**EXERCISE:** Work out the number of lines with "Phase" in them. Reply with that number and no other words.

+---+

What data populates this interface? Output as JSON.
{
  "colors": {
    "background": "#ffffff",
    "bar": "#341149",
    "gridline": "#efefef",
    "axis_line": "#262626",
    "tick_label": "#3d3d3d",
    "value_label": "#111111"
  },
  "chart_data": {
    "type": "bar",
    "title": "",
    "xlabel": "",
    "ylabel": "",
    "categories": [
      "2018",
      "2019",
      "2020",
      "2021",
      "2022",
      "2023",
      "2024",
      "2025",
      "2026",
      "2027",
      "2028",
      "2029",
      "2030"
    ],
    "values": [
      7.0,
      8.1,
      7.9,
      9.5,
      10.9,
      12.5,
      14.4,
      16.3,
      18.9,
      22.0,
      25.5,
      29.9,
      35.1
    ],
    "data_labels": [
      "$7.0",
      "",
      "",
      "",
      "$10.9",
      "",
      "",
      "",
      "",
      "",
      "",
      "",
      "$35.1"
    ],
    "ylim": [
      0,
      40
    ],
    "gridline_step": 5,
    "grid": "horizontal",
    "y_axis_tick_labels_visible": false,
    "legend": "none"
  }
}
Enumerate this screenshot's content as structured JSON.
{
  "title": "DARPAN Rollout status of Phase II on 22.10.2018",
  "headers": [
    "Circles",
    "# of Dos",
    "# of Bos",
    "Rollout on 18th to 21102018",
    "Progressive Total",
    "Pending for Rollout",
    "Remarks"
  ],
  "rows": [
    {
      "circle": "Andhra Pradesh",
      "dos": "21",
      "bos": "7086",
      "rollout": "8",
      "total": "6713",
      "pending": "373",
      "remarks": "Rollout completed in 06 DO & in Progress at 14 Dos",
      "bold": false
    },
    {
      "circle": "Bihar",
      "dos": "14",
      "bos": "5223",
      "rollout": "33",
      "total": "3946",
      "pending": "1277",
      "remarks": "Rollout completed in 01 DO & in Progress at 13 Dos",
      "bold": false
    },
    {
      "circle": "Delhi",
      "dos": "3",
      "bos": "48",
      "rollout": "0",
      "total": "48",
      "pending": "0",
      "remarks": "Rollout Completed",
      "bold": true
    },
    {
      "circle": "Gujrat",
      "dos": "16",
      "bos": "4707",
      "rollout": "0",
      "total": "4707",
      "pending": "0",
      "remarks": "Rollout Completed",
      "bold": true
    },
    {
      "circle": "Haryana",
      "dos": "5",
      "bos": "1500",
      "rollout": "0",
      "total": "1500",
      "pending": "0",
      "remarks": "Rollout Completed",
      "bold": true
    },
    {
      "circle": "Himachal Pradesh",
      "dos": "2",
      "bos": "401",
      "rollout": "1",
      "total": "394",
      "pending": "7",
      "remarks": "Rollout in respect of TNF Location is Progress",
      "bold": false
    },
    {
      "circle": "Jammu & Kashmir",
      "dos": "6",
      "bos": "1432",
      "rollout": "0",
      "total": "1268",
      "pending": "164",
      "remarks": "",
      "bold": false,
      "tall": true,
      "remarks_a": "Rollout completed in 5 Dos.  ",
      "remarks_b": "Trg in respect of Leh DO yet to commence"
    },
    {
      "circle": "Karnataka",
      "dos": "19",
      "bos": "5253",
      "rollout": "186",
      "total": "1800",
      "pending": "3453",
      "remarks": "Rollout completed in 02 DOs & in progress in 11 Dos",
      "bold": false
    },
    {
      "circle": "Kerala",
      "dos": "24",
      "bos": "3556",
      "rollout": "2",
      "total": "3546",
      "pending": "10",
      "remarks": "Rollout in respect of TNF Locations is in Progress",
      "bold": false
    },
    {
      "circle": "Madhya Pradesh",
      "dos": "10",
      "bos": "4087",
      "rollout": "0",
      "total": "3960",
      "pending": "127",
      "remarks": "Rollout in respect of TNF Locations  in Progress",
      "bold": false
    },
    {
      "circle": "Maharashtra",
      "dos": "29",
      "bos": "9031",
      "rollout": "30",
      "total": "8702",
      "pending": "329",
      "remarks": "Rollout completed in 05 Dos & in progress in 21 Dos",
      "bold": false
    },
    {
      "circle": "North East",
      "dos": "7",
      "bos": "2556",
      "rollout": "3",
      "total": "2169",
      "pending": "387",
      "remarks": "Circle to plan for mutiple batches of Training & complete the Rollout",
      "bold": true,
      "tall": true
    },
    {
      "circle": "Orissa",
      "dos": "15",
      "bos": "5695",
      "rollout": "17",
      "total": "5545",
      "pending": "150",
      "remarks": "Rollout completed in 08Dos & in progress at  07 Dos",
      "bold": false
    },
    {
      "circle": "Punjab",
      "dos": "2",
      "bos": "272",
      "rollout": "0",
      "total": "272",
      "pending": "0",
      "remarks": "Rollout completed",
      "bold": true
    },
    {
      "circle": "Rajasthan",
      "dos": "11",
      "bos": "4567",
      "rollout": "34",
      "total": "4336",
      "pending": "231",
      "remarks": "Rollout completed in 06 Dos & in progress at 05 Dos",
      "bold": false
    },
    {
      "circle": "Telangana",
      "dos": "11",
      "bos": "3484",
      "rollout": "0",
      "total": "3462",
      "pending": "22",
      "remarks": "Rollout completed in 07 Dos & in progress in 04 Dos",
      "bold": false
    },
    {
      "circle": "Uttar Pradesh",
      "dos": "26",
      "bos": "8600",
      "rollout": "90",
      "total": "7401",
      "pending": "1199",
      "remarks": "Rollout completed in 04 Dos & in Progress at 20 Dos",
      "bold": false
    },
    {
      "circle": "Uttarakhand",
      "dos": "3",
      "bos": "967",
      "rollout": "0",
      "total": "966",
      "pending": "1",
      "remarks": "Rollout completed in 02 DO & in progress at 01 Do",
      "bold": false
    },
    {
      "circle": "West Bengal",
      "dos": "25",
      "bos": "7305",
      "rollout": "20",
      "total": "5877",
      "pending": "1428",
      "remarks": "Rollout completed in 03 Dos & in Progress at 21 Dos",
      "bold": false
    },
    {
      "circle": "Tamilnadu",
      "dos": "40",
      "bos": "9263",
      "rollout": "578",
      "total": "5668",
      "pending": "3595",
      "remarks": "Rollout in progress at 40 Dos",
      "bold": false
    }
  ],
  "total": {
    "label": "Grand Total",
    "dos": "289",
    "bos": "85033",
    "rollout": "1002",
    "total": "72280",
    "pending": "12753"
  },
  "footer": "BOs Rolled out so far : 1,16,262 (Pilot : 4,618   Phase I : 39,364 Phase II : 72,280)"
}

+---+

**SOLUTION TO THIS PROBLEM:** 2